Start Data shown
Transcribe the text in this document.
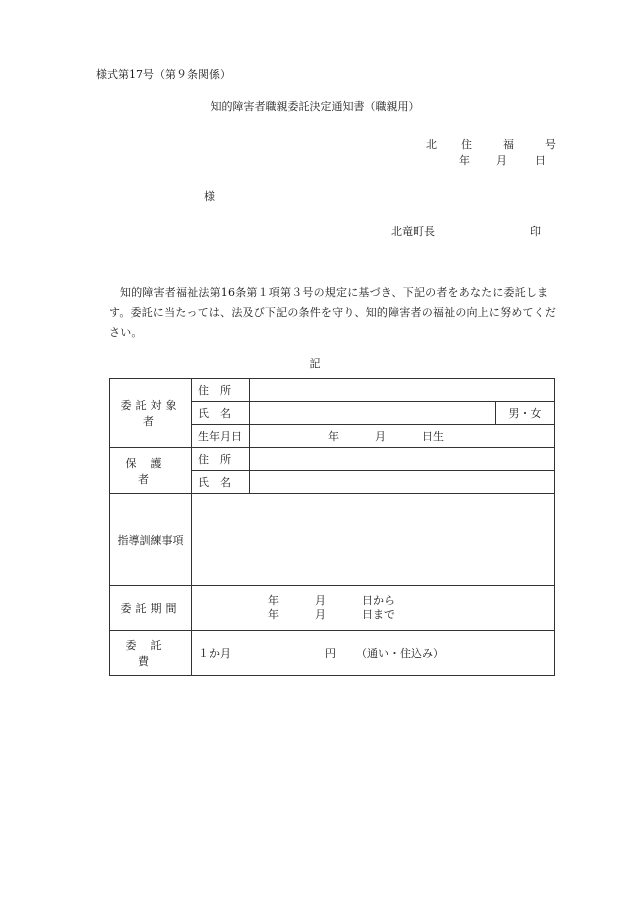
様式第17号（第９条関係）
知的障害者職親委託決定通知書（職親用）
北 住	福	号
年 月	日
様
北竜町長	印
知的障害者福祉法第16条第１項第３号の規定に基づき、下記の者をあなたに委託します。委託に当たっては、法及び下記の条件を守り、知的障害者の福祉の向上に努めてください。
記
委託対象者	住　所		
	氏　名		男・女
	生年月日	年 月 日生	
保護者	住　所		
	氏　名		
指導訓練事項			
委託期間	年 月 日から
年 月 日まで		

委託費	１か月 円 （通い・住込み）		
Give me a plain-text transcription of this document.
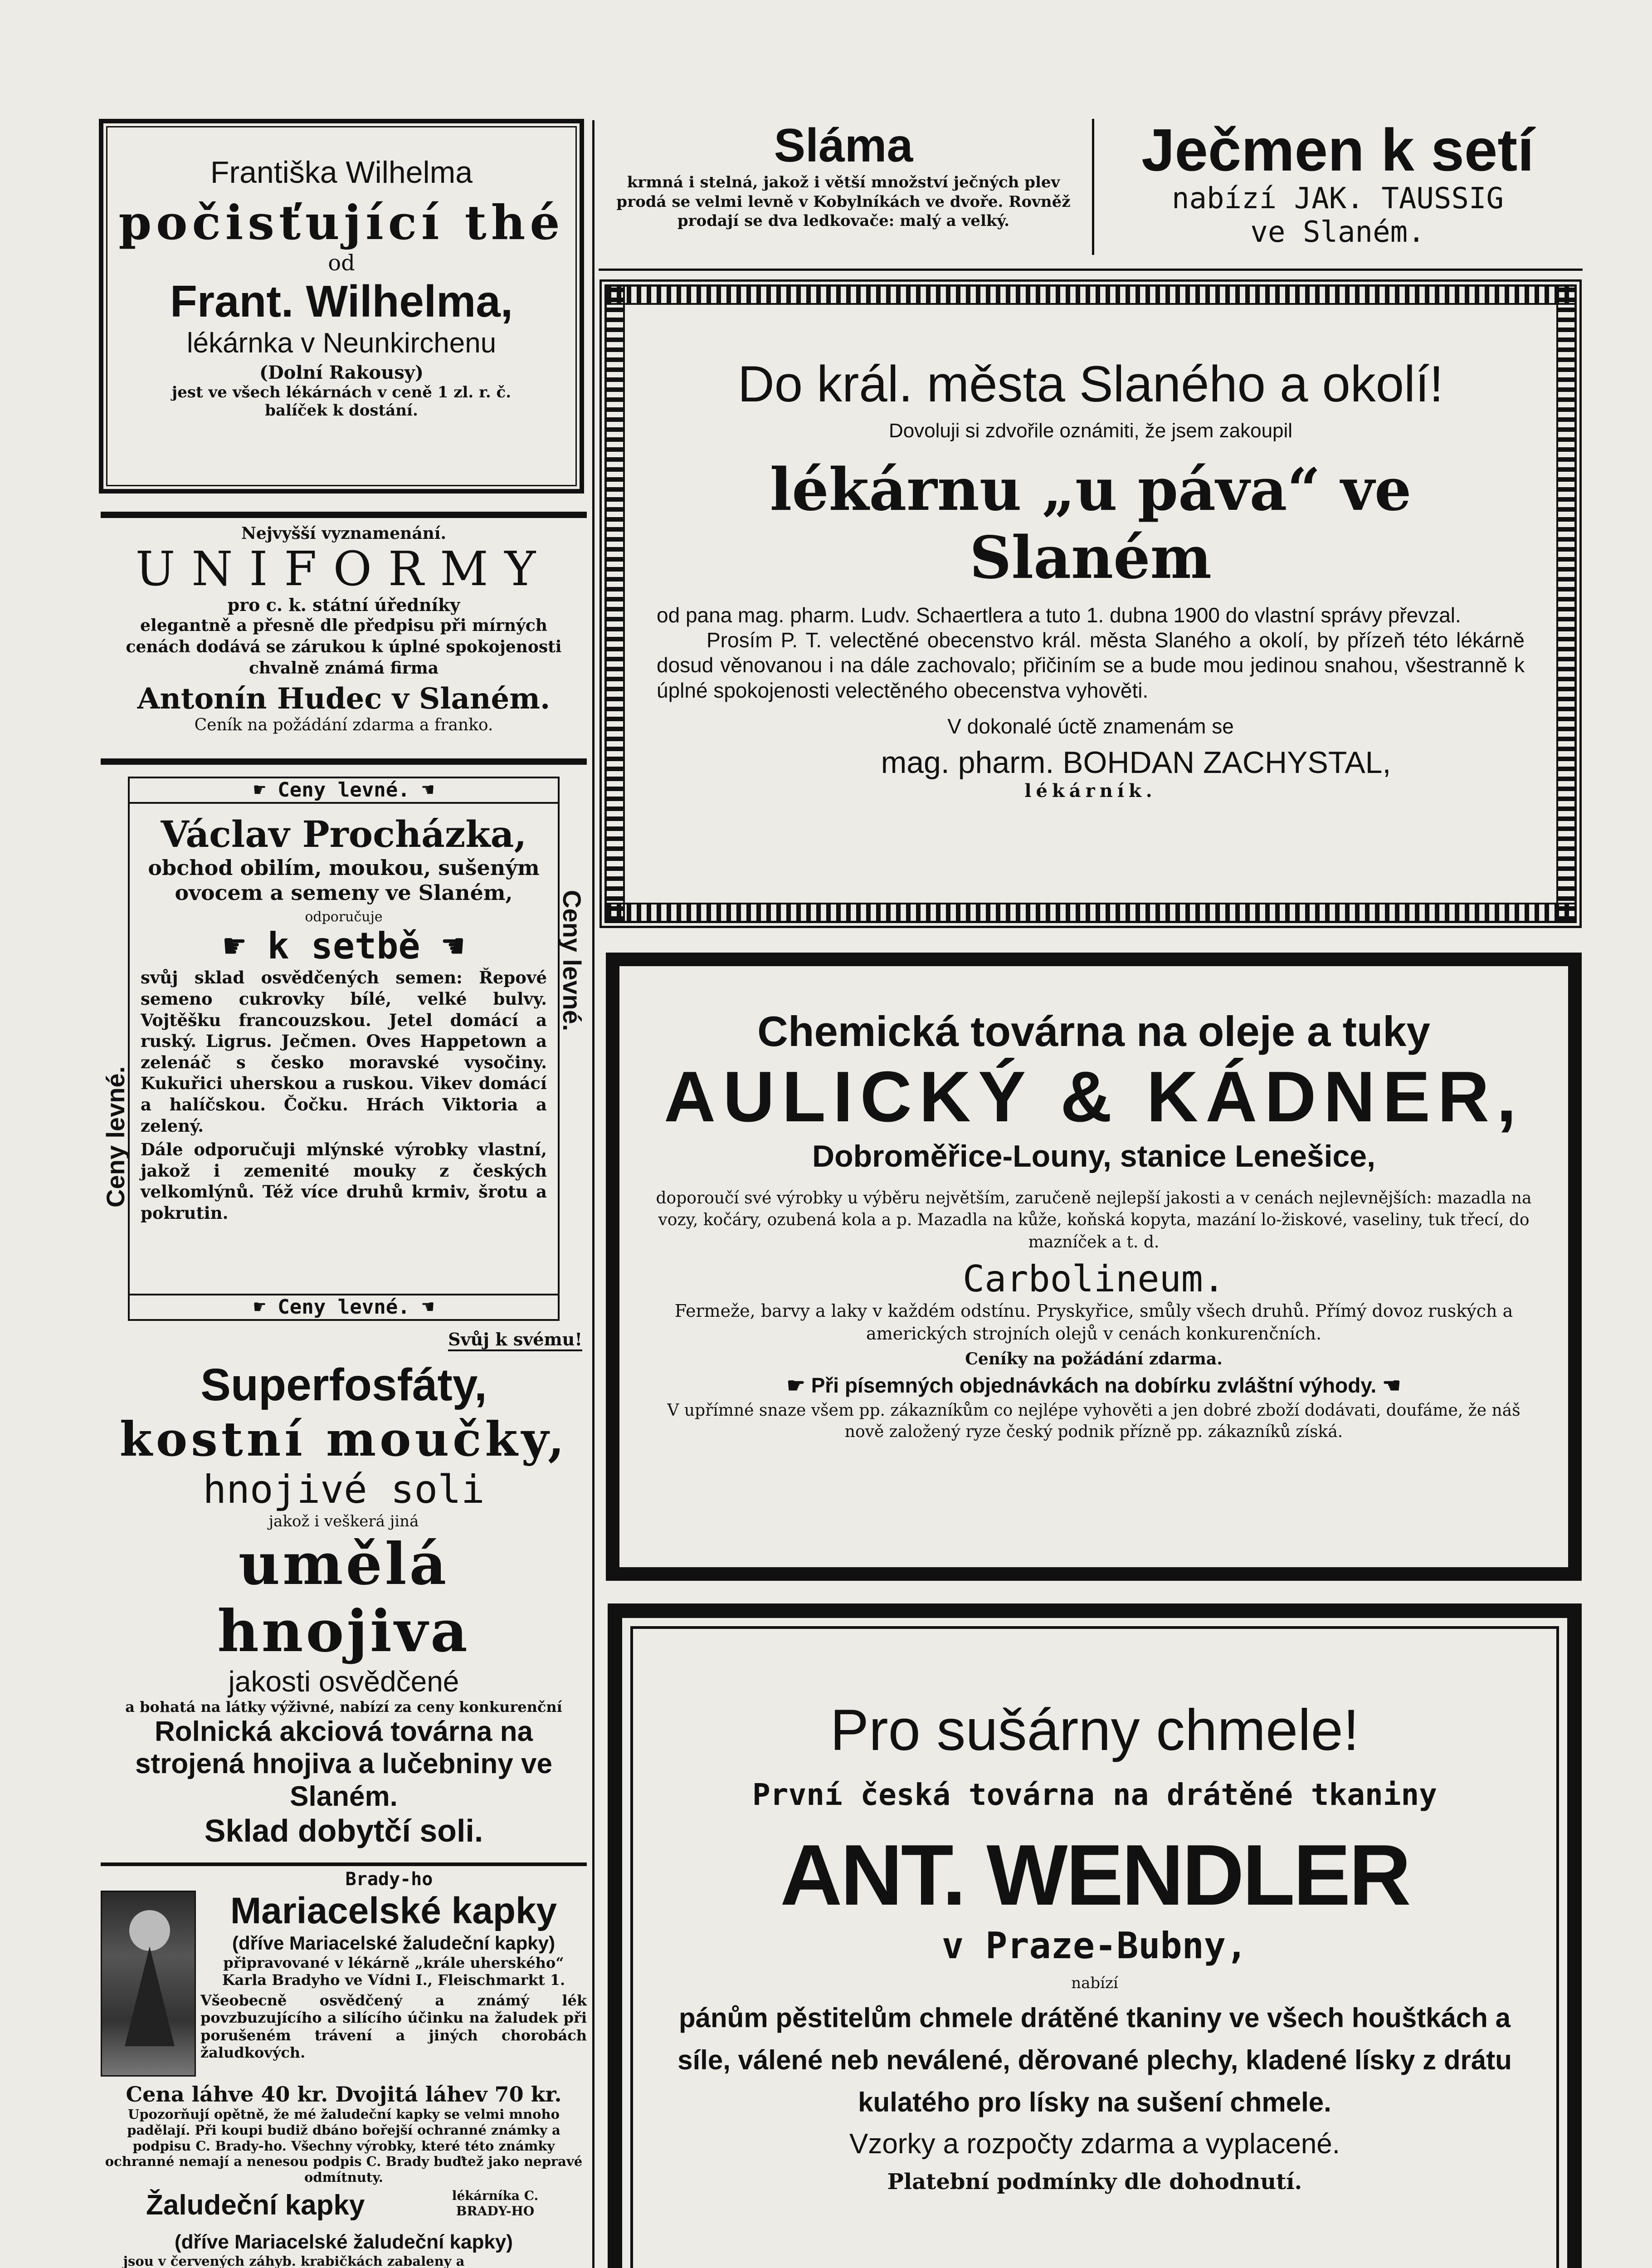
Františka Wilhelma
počisťující thé
od
Frant. Wilhelma,
lékárnka v Neunkirchenu
(Dolní Rakousy)
jest ve všech lékárnách v ceně 1 zl. r. č.
balíček k dostání.
Nejvyšší vyznamenání.
UNIFORMY
pro c. k. státní úředníky
elegantně a přesně dle předpisu při mírných cenách dodává se zárukou k úplné spokojenosti chvalně známá firma
Antonín Hudec v Slaném.
Ceník na požádání zdarma a franko.
☛ Ceny levné. ☚
Ceny levné.
Ceny levné.
Václav Procházka,
obchod obilím, moukou, sušeným ovocem a semeny ve Slaném,
odporučuje
☛ k setbě ☚
svůj sklad osvědčených semen: Řepové semeno cukrovky bílé, velké bulvy. Vojtěšku francouzskou. Jetel domácí a ruský. Ligrus. Ječmen. Oves Happetown a zelenáč s česko moravské vysočiny. Kukuřici uherskou a ruskou. Vikev domácí a halíčskou. Čočku. Hrách Viktoria a zelený.
Dále odporučuji mlýnské výrobky vlastní, jakož i zemenité mouky z českých velkomlýnů. Též více druhů krmiv, šrotu a pokrutin.
☛ Ceny levné. ☚
Svůj k svému!
Superfosfáty,
kostní moučky,
hnojivé soli
jakož i veškerá jiná
umělá hnojiva
jakosti osvědčené
a bohatá na látky výživné, nabízí za ceny konkurenční
Rolnická akciová továrna na strojená hnojiva a lučebniny ve Slaném.
Sklad dobytčí soli.
Brady-ho
Mariacelské kapky
(dříve Mariacelské žaludeční kapky)
připravované v lékárně „krále uherského“ Karla Bradyho ve Vídni I., Fleischmarkt 1.
Všeobecně osvědčený a známý lék povzbuzujícího a silícího účinku na žaludek při porušeném trávení a jiných chorobách žaludkových.
Cena láhve 40 kr. Dvojitá láhev 70 kr.
Upozorňují opětně, že mé žaludeční kapky se velmi mnoho padělají. Při koupi budiž dbáno bořejší ochranné známky a podpisu C. Brady-ho. Všechny výrobky, které této známky ochranné nemají a nenesou podpis C. Brady buďtež jako nepravé odmítnuty.
Žaludeční kapky	lékárníka C. BRADY-HO
(dříve Mariacelské žaludeční kapky)
jsou v červených záhyb. krabičkách zabaleny a
Sláma
krmná i stelná, jakož i větší množství ječných plev prodá se velmi levně v Kobylníkách ve dvoře. Rovněž prodají se dva ledkovače: malý a velký.
Ječmen k setí
nabízí JAK. TAUSSIG
ve Slaném.
Do král. města Slaného a okolí!
Dovoluji si zdvořile oznámiti, že jsem zakoupil
lékárnu „u páva“ ve Slaném
od pana mag. pharm. Ludv. Schaertlera a tuto 1. dubna 1900 do vlastní správy převzal.
Prosím P. T. velectěné obecenstvo král. města Slaného a okolí, by přízeň této lékárně dosud věnovanou i na dále zachovalo; přičiním se a bude mou jedinou snahou, všestranně k úplné spokojenosti velectěného obecenstva vyhověti.
V dokonalé úctě znamenám se
mag. pharm. BOHDAN ZACHYSTAL,
lékárník.
Chemická továrna na oleje a tuky
AULICKÝ & KÁDNER,
Dobroměřice-Louny, stanice Lenešice,
doporoučí své výrobky u výběru největším, zaručeně nejlepší jakosti a v cenách nejlevnějších: mazadla na vozy, kočáry, ozubená kola a p. Mazadla na kůže, koňská kopyta, mazání lo-žiskové, vaseliny, tuk třecí, do mazníček a t. d.
Carbolineum.
Fermeže, barvy a laky v každém odstínu. Pryskyřice, smůly všech druhů. Přímý dovoz ruských a amerických strojních olejů v cenách konkurenčních.
Ceníky na požádání zdarma.
☛ Při písemných objednávkách na dobírku zvláštní výhody. ☚
V upřímné snaze všem pp. zákazníkům co nejlépe vyhověti a jen dobré zboží dodávati, doufáme, že náš nově založený ryze český podnik přízně pp. zákazníků získá.
Pro sušárny chmele!
První česká továrna na drátěné tkaniny
ANT. WENDLER
v Praze-Bubny,
nabízí
pánům pěstitelům chmele drátěné tkaniny ve všech houštkách a síle, válené neb neválené, děrované plechy, kladené lísky z drátu kulatého pro lísky na sušení chmele.
Vzorky a rozpočty zdarma a vyplacené.
Platební podmínky dle dohodnutí.
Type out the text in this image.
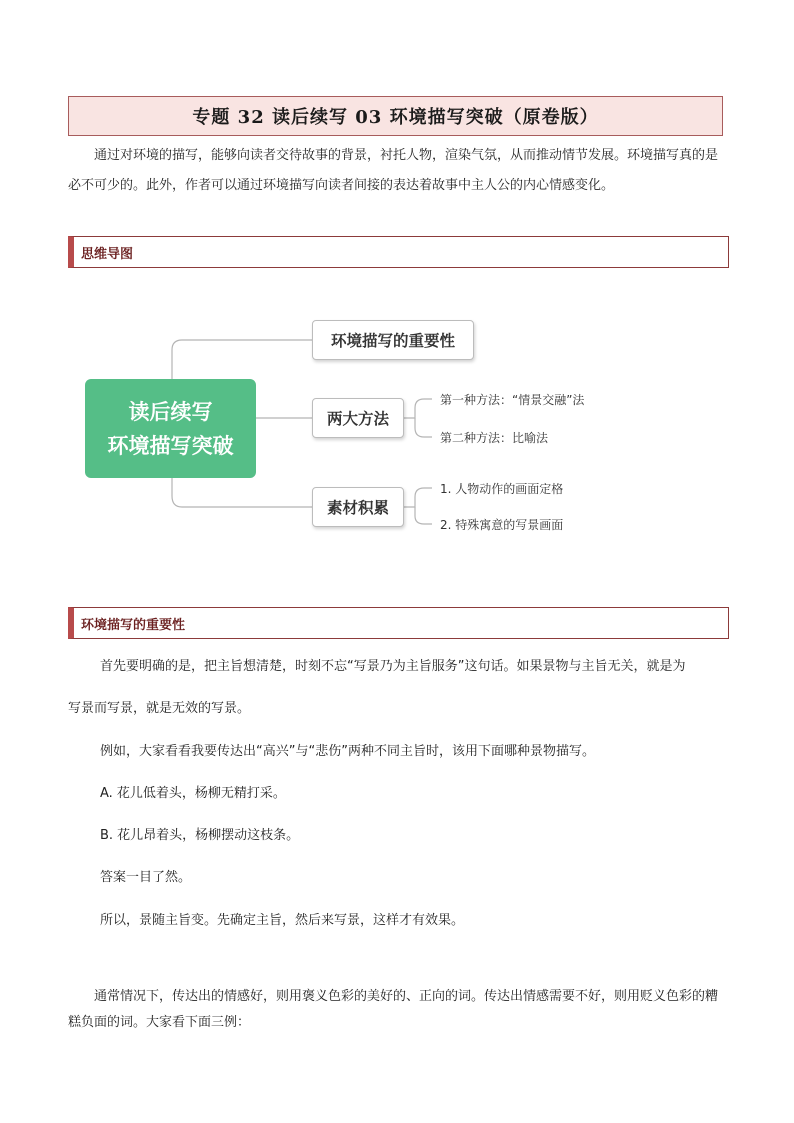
专题 32 读后续写 03 环境描写突破（原卷版）

通过对环境的描写，能够向读者交待故事的背景，衬托人物，渲染气氛，从而推动情节发展。环境描写真的是必不可少的。此外，作者可以通过环境描写向读者间接的表达着故事中主人公的内心情感变化。

思维导图
读后续写
环境描写突破
环境描写的重要性
两大方法
素材积累
第一种方法：“情景交融”法
第二种方法：比喻法
1. 人物动作的画面定格
2. 特殊寓意的写景画面
环境描写的重要性
首先要明确的是，把主旨想清楚，时刻不忘“写景乃为主旨服务”这句话。如果景物与主旨无关，就是为
写景而写景，就是无效的写景。
例如，大家看看我要传达出“高兴”与“悲伤”两种不同主旨时，该用下面哪种景物描写。
A. 花儿低着头，杨柳无精打采。
B. 花儿昂着头，杨柳摆动这枝条。
答案一目了然。
所以，景随主旨变。先确定主旨，然后来写景，这样才有效果。

通常情况下，传达出的情感好，则用褒义色彩的美好的、正向的词。传达出情感需要不好，则用贬义色彩的糟糕负面的词。大家看下面三例：
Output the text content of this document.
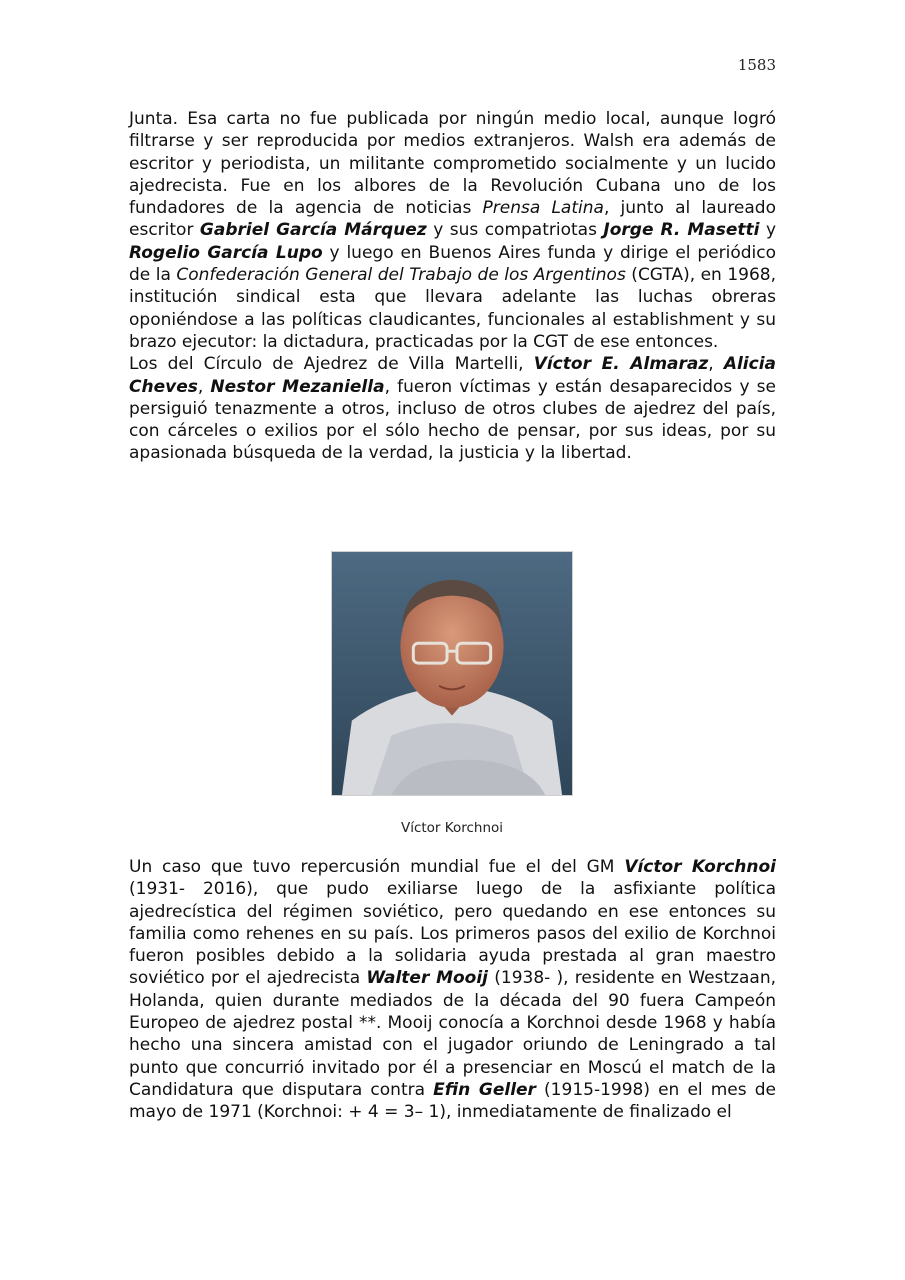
1583

Junta. Esa carta no fue publicada por ningún medio local, aunque logró filtrarse y ser reproducida por medios extranjeros. Walsh era además de escritor y periodista, un militante comprometido socialmente y un lucido ajedrecista. Fue en los albores de la Revolución Cubana uno de los fundadores de la agencia de noticias Prensa Latina, junto al laureado escritor Gabriel García Márquez y sus compatriotas Jorge R. Masetti y Rogelio García Lupo y luego en Buenos Aires funda y dirige el periódico de la Confederación General del Trabajo de los Argentinos (CGTA), en 1968, institución sindical esta que llevara adelante las luchas obreras oponiéndose a las políticas claudicantes, funcionales al establishment y su brazo ejecutor: la dictadura, practicadas por la CGT de ese entonces.

Los del Círculo de Ajedrez de Villa Martelli, Víctor E. Almaraz, Alicia Cheves, Nestor Mezaniella, fueron víctimas y están desaparecidos y se persiguió tenazmente a otros, incluso de otros clubes de ajedrez del país, con cárceles o exilios por el sólo hecho de pensar, por sus ideas, por su apasionada búsqueda de la verdad, la justicia y la libertad.

Víctor Korchnoi

Un caso que tuvo repercusión mundial fue el del GM Víctor Korchnoi (1931- 2016), que pudo exiliarse luego de la asfixiante política ajedrecística del régimen soviético, pero quedando en ese entonces su familia como rehenes en su país. Los primeros pasos del exilio de Korchnoi fueron posibles debido a la solidaria ayuda prestada al gran maestro soviético por el ajedrecista Walter Mooij (1938- ), residente en Westzaan, Holanda, quien durante mediados de la década del 90 fuera Campeón Europeo de ajedrez postal **. Mooij conocía a Korchnoi desde 1968 y había hecho una sincera amistad con el jugador oriundo de Leningrado a tal punto que concurrió invitado por él a presenciar en Moscú el match de la Candidatura que disputara contra Efin Geller (1915-1998) en el mes de mayo de 1971 (Korchnoi: + 4 = 3– 1), inmediatamente de finalizado el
End Data shown
• **What the task requires**:
Extract every line above that contains the word "této".

• **Task response**:
Upozorňují opětně, že mé žaludeční kapky se velmi mnoho padělají. Při koupi budiž dbáno bořejší ochranné známky a podpisu C. Brady-ho. Všechny výrobky, které této známky ochranné nemají a nenesou podpis C. Brady buďtež jako nepravé odmítnuty.
Prosím P. T. velectěné obecenstvo král. města Slaného a okolí, by přízeň této lékárně dosud věnovanou i na dále zachovalo; přičiním se a bude mou jedinou snahou, všestranně k úplné spokojenosti velectěného obecenstva vyhověti.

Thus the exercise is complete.